Excerpts from a figure dataset
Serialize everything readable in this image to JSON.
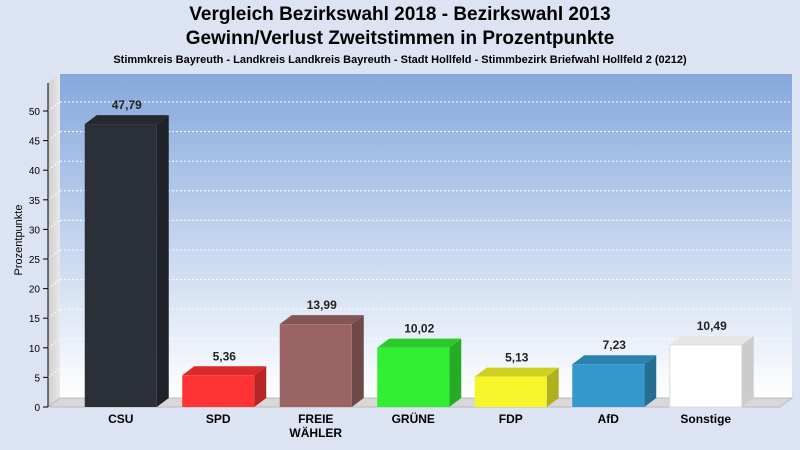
{
  "chart_data": {
    "type": "bar",
    "title": "Vergleich Bezirkswahl 2018 - Bezirkswahl 2013",
    "subtitle": "Gewinn/Verlust Zweitstimmen in Prozentpunkte",
    "caption": "Stimmkreis Bayreuth - Landkreis Landkreis Bayreuth - Stadt Hollfeld - Stimmbezirk Briefwahl Hollfeld 2 (0212)",
    "ylabel": "Prozentpunkte",
    "xlabel": "",
    "ylim": [
      0,
      55
    ],
    "yticks": [
      0,
      5,
      10,
      15,
      20,
      25,
      30,
      35,
      40,
      45,
      50
    ],
    "categories": [
      "CSU",
      "SPD",
      "FREIE WÄHLER",
      "GRÜNE",
      "FDP",
      "AfD",
      "Sonstige"
    ],
    "category_lines": [
      [
        "CSU"
      ],
      [
        "SPD"
      ],
      [
        "FREIE",
        "WÄHLER"
      ],
      [
        "GRÜNE"
      ],
      [
        "FDP"
      ],
      [
        "AfD"
      ],
      [
        "Sonstige"
      ]
    ],
    "values": [
      47.79,
      5.36,
      13.99,
      10.02,
      5.13,
      7.23,
      10.49
    ],
    "value_labels": [
      "47,79",
      "5,36",
      "13,99",
      "10,02",
      "5,13",
      "7,23",
      "10,49"
    ],
    "colors": [
      "#2b2f38",
      "#ff3333",
      "#9a6464",
      "#33ee33",
      "#f5f52a",
      "#3399cc",
      "#ffffff"
    ],
    "grid": true
  }
}
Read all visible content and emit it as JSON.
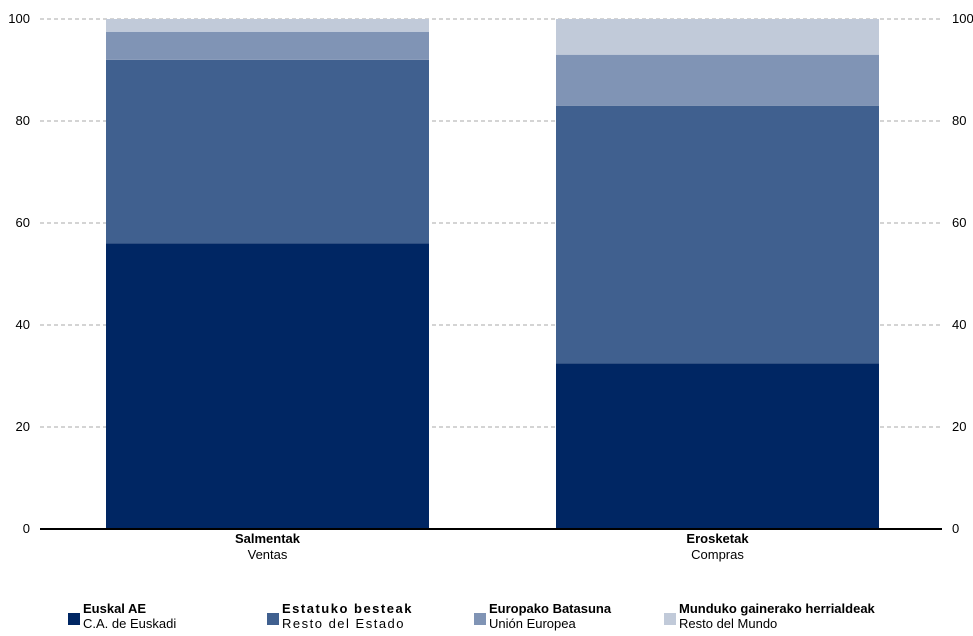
{
  "chart_data": {
    "type": "bar",
    "stacked": true,
    "categories": [
      {
        "label": "Salmentak",
        "sublabel": "Ventas"
      },
      {
        "label": "Erosketak",
        "sublabel": "Compras"
      }
    ],
    "series": [
      {
        "name": "Euskal AE",
        "subname": "C.A. de Euskadi",
        "color": "#002663",
        "values": [
          56,
          32.5
        ]
      },
      {
        "name": "Estatuko besteak",
        "subname": "Resto del Estado",
        "color": "#40608F",
        "values": [
          36,
          50.5
        ]
      },
      {
        "name": "Europako Batasuna",
        "subname": "Unión Europea",
        "color": "#8094B5",
        "values": [
          5.5,
          10
        ]
      },
      {
        "name": "Munduko gainerako herrialdeak",
        "subname": "Resto del Mundo",
        "color": "#C1CAD9",
        "values": [
          2.5,
          7
        ]
      }
    ],
    "y_ticks": [
      "0",
      "20",
      "40",
      "60",
      "80",
      "100"
    ],
    "ylim": [
      0,
      100
    ],
    "grid": true,
    "legend_position": "bottom"
  }
}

**Task description**
Filter the entries down to the lines containing "subname". Copy each of those lines.

**Solution to the problem**
        "subname": "C.A. de Euskadi",
        "subname": "Resto del Estado",
        "subname": "Unión Europea",
        "subname": "Resto del Mundo",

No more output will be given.